Stated exercise: Give the number of lines in this listing that contain the word "Rain", and nothing else.

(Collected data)

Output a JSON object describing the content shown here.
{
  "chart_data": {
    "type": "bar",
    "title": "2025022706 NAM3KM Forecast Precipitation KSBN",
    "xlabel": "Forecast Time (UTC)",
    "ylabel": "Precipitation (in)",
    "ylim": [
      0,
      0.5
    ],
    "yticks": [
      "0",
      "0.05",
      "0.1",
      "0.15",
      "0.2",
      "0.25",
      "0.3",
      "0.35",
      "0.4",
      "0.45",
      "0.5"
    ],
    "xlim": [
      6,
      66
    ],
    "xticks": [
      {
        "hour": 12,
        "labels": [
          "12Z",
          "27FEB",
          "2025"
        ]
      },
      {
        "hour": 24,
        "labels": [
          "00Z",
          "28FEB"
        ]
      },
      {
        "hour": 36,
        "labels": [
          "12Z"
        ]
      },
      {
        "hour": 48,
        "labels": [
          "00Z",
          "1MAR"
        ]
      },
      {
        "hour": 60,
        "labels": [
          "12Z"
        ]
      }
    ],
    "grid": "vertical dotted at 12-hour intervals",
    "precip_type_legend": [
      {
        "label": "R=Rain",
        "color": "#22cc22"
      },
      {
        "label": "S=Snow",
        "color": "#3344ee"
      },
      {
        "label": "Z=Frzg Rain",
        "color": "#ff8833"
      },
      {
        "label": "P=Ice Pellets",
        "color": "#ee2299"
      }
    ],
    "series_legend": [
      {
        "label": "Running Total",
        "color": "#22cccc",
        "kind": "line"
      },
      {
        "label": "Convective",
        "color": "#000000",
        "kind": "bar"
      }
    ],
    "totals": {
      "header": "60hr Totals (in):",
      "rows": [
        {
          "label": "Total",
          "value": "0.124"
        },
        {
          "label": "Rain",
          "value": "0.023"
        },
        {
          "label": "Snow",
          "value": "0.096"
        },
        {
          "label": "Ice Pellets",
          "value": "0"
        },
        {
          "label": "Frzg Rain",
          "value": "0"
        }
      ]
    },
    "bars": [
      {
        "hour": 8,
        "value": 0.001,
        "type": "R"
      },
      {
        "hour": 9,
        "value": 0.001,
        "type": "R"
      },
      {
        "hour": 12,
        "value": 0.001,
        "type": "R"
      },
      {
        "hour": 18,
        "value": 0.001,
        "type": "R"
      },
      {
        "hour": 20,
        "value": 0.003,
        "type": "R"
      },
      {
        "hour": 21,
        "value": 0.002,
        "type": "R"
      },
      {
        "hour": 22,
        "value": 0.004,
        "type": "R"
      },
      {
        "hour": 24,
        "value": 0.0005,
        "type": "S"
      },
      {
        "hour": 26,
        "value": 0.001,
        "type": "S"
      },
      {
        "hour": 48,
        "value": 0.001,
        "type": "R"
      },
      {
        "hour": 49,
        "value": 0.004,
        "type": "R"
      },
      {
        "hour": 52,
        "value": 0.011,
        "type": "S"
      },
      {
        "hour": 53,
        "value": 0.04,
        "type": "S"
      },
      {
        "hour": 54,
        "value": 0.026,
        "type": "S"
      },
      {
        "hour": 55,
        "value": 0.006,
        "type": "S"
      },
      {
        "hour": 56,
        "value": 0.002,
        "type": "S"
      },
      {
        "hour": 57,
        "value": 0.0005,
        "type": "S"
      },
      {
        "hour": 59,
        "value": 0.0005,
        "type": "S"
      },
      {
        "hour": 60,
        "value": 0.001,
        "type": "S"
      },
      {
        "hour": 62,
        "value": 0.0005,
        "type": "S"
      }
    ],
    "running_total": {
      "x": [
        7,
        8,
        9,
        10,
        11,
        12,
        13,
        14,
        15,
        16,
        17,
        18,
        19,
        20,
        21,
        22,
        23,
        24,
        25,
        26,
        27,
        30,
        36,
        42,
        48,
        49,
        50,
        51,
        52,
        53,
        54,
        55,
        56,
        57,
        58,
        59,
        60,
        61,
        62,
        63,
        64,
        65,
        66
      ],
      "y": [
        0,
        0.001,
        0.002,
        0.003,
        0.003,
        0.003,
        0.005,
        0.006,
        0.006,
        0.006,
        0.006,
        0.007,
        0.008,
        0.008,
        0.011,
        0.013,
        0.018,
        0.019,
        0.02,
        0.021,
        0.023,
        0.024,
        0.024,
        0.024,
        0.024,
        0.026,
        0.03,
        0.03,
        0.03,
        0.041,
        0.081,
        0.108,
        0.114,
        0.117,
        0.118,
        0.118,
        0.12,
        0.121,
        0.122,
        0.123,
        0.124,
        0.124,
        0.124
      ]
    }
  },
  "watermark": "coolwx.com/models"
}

Task output: 4